[Exercise requirements] Reproduce all records verbatim.

[Entries supplied]
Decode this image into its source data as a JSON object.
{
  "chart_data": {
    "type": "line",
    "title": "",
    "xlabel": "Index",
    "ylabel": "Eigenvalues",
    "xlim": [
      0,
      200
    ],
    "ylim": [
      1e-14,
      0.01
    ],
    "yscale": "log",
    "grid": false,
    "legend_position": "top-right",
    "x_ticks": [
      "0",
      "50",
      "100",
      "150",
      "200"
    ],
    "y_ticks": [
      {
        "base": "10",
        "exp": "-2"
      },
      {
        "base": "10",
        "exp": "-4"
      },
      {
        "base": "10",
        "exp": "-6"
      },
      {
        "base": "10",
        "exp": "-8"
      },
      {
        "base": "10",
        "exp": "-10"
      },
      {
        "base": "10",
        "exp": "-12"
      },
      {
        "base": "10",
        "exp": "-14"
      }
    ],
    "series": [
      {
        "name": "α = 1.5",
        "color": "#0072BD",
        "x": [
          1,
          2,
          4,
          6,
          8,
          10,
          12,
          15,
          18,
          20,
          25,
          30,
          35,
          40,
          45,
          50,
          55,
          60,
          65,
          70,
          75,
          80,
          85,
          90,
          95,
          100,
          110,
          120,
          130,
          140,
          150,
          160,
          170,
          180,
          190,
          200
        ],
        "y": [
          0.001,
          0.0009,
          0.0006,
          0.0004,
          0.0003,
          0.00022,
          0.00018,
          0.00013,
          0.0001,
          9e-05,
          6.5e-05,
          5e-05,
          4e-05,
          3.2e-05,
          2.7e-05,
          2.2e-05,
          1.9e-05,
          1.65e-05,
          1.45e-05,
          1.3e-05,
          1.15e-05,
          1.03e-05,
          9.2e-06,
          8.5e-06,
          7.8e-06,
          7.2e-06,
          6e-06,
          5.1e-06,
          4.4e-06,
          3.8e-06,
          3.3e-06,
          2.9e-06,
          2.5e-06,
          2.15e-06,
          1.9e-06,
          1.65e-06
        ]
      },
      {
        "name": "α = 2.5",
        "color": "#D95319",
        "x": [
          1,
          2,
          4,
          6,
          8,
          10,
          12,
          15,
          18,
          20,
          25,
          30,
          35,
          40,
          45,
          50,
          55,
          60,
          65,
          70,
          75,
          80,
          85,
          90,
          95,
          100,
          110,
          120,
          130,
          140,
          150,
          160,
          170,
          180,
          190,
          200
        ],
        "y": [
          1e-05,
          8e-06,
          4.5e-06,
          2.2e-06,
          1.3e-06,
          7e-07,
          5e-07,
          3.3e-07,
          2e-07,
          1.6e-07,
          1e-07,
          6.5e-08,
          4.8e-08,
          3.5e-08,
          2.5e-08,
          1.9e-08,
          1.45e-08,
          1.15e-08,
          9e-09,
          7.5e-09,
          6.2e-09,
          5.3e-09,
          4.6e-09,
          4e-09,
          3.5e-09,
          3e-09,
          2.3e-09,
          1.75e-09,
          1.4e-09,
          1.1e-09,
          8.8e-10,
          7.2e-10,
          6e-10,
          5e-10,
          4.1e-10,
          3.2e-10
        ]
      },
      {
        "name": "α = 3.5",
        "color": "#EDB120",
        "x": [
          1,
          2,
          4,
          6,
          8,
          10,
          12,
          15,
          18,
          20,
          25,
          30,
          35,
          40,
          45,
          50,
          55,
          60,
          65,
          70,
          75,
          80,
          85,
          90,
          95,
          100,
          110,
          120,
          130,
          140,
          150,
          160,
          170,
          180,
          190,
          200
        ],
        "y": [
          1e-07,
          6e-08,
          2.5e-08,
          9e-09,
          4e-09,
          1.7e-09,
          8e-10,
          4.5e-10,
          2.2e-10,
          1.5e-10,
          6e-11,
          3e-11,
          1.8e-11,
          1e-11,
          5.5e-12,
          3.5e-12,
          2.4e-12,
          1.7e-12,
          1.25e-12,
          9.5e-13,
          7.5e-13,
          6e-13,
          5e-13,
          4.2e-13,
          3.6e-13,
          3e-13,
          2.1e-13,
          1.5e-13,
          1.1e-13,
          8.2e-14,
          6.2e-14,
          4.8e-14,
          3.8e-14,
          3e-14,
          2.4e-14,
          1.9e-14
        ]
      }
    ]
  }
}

[Problem solution]
Decode this image into its source data as a JSON object.
{
  "chart_data": {
    "type": "line",
    "title": "",
    "xlabel": "Index",
    "ylabel": "Eigenvalues",
    "xlim": [
      0,
      200
    ],
    "ylim": [
      1e-14,
      0.01
    ],
    "yscale": "log",
    "grid": false,
    "legend_position": "top-right",
    "x_ticks": [
      "0",
      "50",
      "100",
      "150",
      "200"
    ],
    "y_ticks": [
      {
        "base": "10",
        "exp": "-2"
      },
      {
        "base": "10",
        "exp": "-4"
      },
      {
        "base": "10",
        "exp": "-6"
      },
      {
        "base": "10",
        "exp": "-8"
      },
      {
        "base": "10",
        "exp": "-10"
      },
      {
        "base": "10",
        "exp": "-12"
      },
      {
        "base": "10",
        "exp": "-14"
      }
    ],
    "series": [
      {
        "name": "α = 1.5",
        "color": "#0072BD",
        "x": [
          1,
          2,
          4,
          6,
          8,
          10,
          12,
          15,
          18,
          20,
          25,
          30,
          35,
          40,
          45,
          50,
          55,
          60,
          65,
          70,
          75,
          80,
          85,
          90,
          95,
          100,
          110,
          120,
          130,
          140,
          150,
          160,
          170,
          180,
          190,
          200
        ],
        "y": [
          0.001,
          0.0009,
          0.0006,
          0.0004,
          0.0003,
          0.00022,
          0.00018,
          0.00013,
          0.0001,
          9e-05,
          6.5e-05,
          5e-05,
          4e-05,
          3.2e-05,
          2.7e-05,
          2.2e-05,
          1.9e-05,
          1.65e-05,
          1.45e-05,
          1.3e-05,
          1.15e-05,
          1.03e-05,
          9.2e-06,
          8.5e-06,
          7.8e-06,
          7.2e-06,
          6e-06,
          5.1e-06,
          4.4e-06,
          3.8e-06,
          3.3e-06,
          2.9e-06,
          2.5e-06,
          2.15e-06,
          1.9e-06,
          1.65e-06
        ]
      },
      {
        "name": "α = 2.5",
        "color": "#D95319",
        "x": [
          1,
          2,
          4,
          6,
          8,
          10,
          12,
          15,
          18,
          20,
          25,
          30,
          35,
          40,
          45,
          50,
          55,
          60,
          65,
          70,
          75,
          80,
          85,
          90,
          95,
          100,
          110,
          120,
          130,
          140,
          150,
          160,
          170,
          180,
          190,
          200
        ],
        "y": [
          1e-05,
          8e-06,
          4.5e-06,
          2.2e-06,
          1.3e-06,
          7e-07,
          5e-07,
          3.3e-07,
          2e-07,
          1.6e-07,
          1e-07,
          6.5e-08,
          4.8e-08,
          3.5e-08,
          2.5e-08,
          1.9e-08,
          1.45e-08,
          1.15e-08,
          9e-09,
          7.5e-09,
          6.2e-09,
          5.3e-09,
          4.6e-09,
          4e-09,
          3.5e-09,
          3e-09,
          2.3e-09,
          1.75e-09,
          1.4e-09,
          1.1e-09,
          8.8e-10,
          7.2e-10,
          6e-10,
          5e-10,
          4.1e-10,
          3.2e-10
        ]
      },
      {
        "name": "α = 3.5",
        "color": "#EDB120",
        "x": [
          1,
          2,
          4,
          6,
          8,
          10,
          12,
          15,
          18,
          20,
          25,
          30,
          35,
          40,
          45,
          50,
          55,
          60,
          65,
          70,
          75,
          80,
          85,
          90,
          95,
          100,
          110,
          120,
          130,
          140,
          150,
          160,
          170,
          180,
          190,
          200
        ],
        "y": [
          1e-07,
          6e-08,
          2.5e-08,
          9e-09,
          4e-09,
          1.7e-09,
          8e-10,
          4.5e-10,
          2.2e-10,
          1.5e-10,
          6e-11,
          3e-11,
          1.8e-11,
          1e-11,
          5.5e-12,
          3.5e-12,
          2.4e-12,
          1.7e-12,
          1.25e-12,
          9.5e-13,
          7.5e-13,
          6e-13,
          5e-13,
          4.2e-13,
          3.6e-13,
          3e-13,
          2.1e-13,
          1.5e-13,
          1.1e-13,
          8.2e-14,
          6.2e-14,
          4.8e-14,
          3.8e-14,
          3e-14,
          2.4e-14,
          1.9e-14
        ]
      }
    ]
  }
}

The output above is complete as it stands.